Provided records:
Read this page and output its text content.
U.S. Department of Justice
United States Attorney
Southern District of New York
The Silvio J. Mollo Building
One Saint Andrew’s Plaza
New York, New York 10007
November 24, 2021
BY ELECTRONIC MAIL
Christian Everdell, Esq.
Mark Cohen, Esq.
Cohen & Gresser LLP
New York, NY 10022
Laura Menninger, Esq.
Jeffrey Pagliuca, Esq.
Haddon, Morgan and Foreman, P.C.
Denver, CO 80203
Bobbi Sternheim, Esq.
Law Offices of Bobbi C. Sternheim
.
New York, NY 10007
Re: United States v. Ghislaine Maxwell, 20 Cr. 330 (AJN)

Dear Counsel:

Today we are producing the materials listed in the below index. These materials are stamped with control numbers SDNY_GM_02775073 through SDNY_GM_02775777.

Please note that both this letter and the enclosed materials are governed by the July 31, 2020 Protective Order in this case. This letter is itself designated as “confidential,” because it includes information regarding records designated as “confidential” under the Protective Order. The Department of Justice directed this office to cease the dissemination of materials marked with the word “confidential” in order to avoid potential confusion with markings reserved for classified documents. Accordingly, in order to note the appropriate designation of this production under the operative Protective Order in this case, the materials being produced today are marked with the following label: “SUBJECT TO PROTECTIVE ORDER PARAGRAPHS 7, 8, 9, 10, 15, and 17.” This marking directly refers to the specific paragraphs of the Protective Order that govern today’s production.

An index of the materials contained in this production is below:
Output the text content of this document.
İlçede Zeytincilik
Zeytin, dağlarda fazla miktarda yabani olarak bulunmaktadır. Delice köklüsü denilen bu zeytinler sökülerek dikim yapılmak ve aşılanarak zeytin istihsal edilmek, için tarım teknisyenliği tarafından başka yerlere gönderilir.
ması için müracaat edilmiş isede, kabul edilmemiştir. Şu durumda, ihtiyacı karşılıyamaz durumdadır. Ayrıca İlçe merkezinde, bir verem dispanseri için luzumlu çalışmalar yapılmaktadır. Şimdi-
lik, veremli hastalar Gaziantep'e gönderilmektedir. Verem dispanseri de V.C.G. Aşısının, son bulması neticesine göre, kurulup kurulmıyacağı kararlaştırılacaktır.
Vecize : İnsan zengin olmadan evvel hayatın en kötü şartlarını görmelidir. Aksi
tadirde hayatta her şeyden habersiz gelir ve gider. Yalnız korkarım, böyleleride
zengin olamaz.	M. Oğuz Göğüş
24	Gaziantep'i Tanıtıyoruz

Problem to work on:
Write out the material exactly as given.

The output:
Read this page and output its text content.
U.S. Department of Justice
United States Attorney
Southern District of New York
The Silvio J. Mollo Building
One Saint Andrew’s Plaza
New York, New York 10007
November 24, 2021
BY ELECTRONIC MAIL
Christian Everdell, Esq.
Mark Cohen, Esq.
Cohen & Gresser LLP
New York, NY 10022
Laura Menninger, Esq.
Jeffrey Pagliuca, Esq.
Haddon, Morgan and Foreman, P.C.
Denver, CO 80203
Bobbi Sternheim, Esq.
Law Offices of Bobbi C. Sternheim
.
New York, NY 10007
Re: United States v. Ghislaine Maxwell, 20 Cr. 330 (AJN)

Dear Counsel:

Today we are producing the materials listed in the below index. These materials are stamped with control numbers SDNY_GM_02775073 through SDNY_GM_02775777.

Please note that both this letter and the enclosed materials are governed by the July 31, 2020 Protective Order in this case. This letter is itself designated as “confidential,” because it includes information regarding records designated as “confidential” under the Protective Order. The Department of Justice directed this office to cease the dissemination of materials marked with the word “confidential” in order to avoid potential confusion with markings reserved for classified documents. Accordingly, in order to note the appropriate designation of this production under the operative Protective Order in this case, the materials being produced today are marked with the following label: “SUBJECT TO PROTECTIVE ORDER PARAGRAPHS 7, 8, 9, 10, 15, and 17.” This marking directly refers to the specific paragraphs of the Protective Order that govern today’s production.

An index of the materials contained in this production is below:
Output the text content of this document.
İlçede Zeytincilik
Zeytin, dağlarda fazla miktarda yabani olarak bulunmaktadır. Delice köklüsü denilen bu zeytinler sökülerek dikim yapılmak ve aşılanarak zeytin istihsal edilmek, için tarım teknisyenliği tarafından başka yerlere gönderilir.
ması için müracaat edilmiş isede, kabul edilmemiştir. Şu durumda, ihtiyacı karşılıyamaz durumdadır. Ayrıca İlçe merkezinde, bir verem dispanseri için luzumlu çalışmalar yapılmaktadır. Şimdi-
lik, veremli hastalar Gaziantep'e gönderilmektedir. Verem dispanseri de V.C.G. Aşısının, son bulması neticesine göre, kurulup kurulmıyacağı kararlaştırılacaktır.
Vecize : İnsan zengin olmadan evvel hayatın en kötü şartlarını görmelidir. Aksi
tadirde hayatta her şeyden habersiz gelir ve gider. Yalnız korkarım, böyleleride
zengin olamaz.	M. Oğuz Göğüş
24	Gaziantep'i Tanıtıyoruz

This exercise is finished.